Reproduce the rows below word for word, from the first row through the line containing "menu-option: [5] SMS xyxy=(40,406,95,421)", including both ends.

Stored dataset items
::::

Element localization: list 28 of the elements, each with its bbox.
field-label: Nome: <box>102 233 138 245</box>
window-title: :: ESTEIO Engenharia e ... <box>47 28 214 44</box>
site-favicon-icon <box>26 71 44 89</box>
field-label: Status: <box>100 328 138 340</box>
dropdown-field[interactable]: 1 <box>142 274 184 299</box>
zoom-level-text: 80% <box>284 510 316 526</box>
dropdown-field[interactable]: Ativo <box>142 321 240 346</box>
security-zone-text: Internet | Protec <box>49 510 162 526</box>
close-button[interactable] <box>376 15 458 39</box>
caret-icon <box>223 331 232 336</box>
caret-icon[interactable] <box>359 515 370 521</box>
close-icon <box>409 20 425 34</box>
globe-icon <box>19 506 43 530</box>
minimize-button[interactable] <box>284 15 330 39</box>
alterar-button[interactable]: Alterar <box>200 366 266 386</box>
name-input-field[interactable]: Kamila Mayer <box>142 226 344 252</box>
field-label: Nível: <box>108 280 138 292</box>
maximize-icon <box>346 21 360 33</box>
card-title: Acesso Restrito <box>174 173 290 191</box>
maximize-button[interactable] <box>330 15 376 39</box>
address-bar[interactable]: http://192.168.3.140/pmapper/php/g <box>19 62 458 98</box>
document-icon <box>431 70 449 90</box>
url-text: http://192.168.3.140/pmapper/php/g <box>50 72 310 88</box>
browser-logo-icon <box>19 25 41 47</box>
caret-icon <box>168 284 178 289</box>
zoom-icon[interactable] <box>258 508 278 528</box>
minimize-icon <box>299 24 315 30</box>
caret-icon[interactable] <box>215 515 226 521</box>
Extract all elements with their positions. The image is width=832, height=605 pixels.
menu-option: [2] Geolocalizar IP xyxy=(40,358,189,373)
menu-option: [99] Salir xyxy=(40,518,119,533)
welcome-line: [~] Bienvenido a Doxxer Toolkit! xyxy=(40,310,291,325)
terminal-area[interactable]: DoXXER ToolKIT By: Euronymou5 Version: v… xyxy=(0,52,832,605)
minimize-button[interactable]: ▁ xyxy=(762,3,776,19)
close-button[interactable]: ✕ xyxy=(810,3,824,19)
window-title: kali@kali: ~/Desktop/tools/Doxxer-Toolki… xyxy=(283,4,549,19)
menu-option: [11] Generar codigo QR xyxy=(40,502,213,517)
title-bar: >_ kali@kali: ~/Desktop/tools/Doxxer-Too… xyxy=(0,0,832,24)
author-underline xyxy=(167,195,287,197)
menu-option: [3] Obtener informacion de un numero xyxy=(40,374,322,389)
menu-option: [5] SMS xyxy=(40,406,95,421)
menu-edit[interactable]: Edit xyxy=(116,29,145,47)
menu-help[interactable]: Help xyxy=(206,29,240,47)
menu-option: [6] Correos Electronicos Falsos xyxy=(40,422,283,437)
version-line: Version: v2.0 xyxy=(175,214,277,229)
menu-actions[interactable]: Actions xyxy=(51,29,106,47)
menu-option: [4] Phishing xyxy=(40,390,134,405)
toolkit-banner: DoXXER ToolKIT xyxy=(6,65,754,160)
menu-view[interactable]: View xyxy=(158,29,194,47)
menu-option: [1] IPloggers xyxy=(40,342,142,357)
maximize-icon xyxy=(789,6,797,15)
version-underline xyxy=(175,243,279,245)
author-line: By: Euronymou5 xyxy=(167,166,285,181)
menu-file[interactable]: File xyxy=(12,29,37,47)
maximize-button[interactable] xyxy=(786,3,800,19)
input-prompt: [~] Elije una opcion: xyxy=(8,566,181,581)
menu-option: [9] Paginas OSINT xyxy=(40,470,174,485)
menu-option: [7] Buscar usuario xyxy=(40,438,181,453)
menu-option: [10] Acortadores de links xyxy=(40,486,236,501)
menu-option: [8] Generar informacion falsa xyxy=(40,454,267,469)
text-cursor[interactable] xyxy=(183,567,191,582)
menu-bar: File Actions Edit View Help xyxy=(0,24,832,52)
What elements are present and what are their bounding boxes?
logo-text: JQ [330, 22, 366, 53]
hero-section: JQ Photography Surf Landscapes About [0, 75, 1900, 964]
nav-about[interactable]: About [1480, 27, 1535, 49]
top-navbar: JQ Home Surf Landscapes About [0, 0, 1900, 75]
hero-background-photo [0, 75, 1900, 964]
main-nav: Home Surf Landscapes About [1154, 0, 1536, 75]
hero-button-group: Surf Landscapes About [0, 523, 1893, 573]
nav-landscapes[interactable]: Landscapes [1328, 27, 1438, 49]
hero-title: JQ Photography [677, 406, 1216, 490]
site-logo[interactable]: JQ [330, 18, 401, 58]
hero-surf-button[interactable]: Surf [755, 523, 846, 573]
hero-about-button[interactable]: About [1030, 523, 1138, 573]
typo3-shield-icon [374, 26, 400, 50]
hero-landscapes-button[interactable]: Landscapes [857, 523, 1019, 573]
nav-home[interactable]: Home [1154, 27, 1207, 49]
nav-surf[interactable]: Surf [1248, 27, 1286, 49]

::::

▶ _Task response_:
Element localization: list 28 of the elements, each with its bbox.
field-label: Nome: <box>102 233 138 245</box>
window-title: :: ESTEIO Engenharia e ... <box>47 28 214 44</box>
site-favicon-icon <box>26 71 44 89</box>
field-label: Status: <box>100 328 138 340</box>
dropdown-field[interactable]: 1 <box>142 274 184 299</box>
zoom-level-text: 80% <box>284 510 316 526</box>
dropdown-field[interactable]: Ativo <box>142 321 240 346</box>
security-zone-text: Internet | Protec <box>49 510 162 526</box>
close-button[interactable] <box>376 15 458 39</box>
caret-icon <box>223 331 232 336</box>
caret-icon[interactable] <box>359 515 370 521</box>
close-icon <box>409 20 425 34</box>
globe-icon <box>19 506 43 530</box>
minimize-button[interactable] <box>284 15 330 39</box>
alterar-button[interactable]: Alterar <box>200 366 266 386</box>
name-input-field[interactable]: Kamila Mayer <box>142 226 344 252</box>
field-label: Nível: <box>108 280 138 292</box>
maximize-icon <box>346 21 360 33</box>
card-title: Acesso Restrito <box>174 173 290 191</box>
maximize-button[interactable] <box>330 15 376 39</box>
address-bar[interactable]: http://192.168.3.140/pmapper/php/g <box>19 62 458 98</box>
document-icon <box>431 70 449 90</box>
url-text: http://192.168.3.140/pmapper/php/g <box>50 72 310 88</box>
browser-logo-icon <box>19 25 41 47</box>
caret-icon <box>168 284 178 289</box>
zoom-icon[interactable] <box>258 508 278 528</box>
minimize-icon <box>299 24 315 30</box>
caret-icon[interactable] <box>215 515 226 521</box>
Extract all elements with their positions. The image is width=832, height=605 pixels.
menu-option: [2] Geolocalizar IP xyxy=(40,358,189,373)
menu-option: [99] Salir xyxy=(40,518,119,533)
welcome-line: [~] Bienvenido a Doxxer Toolkit! xyxy=(40,310,291,325)
terminal-area[interactable]: DoXXER ToolKIT By: Euronymou5 Version: v… xyxy=(0,52,832,605)
minimize-button[interactable]: ▁ xyxy=(762,3,776,19)
close-button[interactable]: ✕ xyxy=(810,3,824,19)
window-title: kali@kali: ~/Desktop/tools/Doxxer-Toolki… xyxy=(283,4,549,19)
menu-option: [11] Generar codigo QR xyxy=(40,502,213,517)
title-bar: >_ kali@kali: ~/Desktop/tools/Doxxer-Too… xyxy=(0,0,832,24)
author-underline xyxy=(167,195,287,197)
menu-option: [3] Obtener informacion de un numero xyxy=(40,374,322,389)
menu-option: [5] SMS xyxy=(40,406,95,421)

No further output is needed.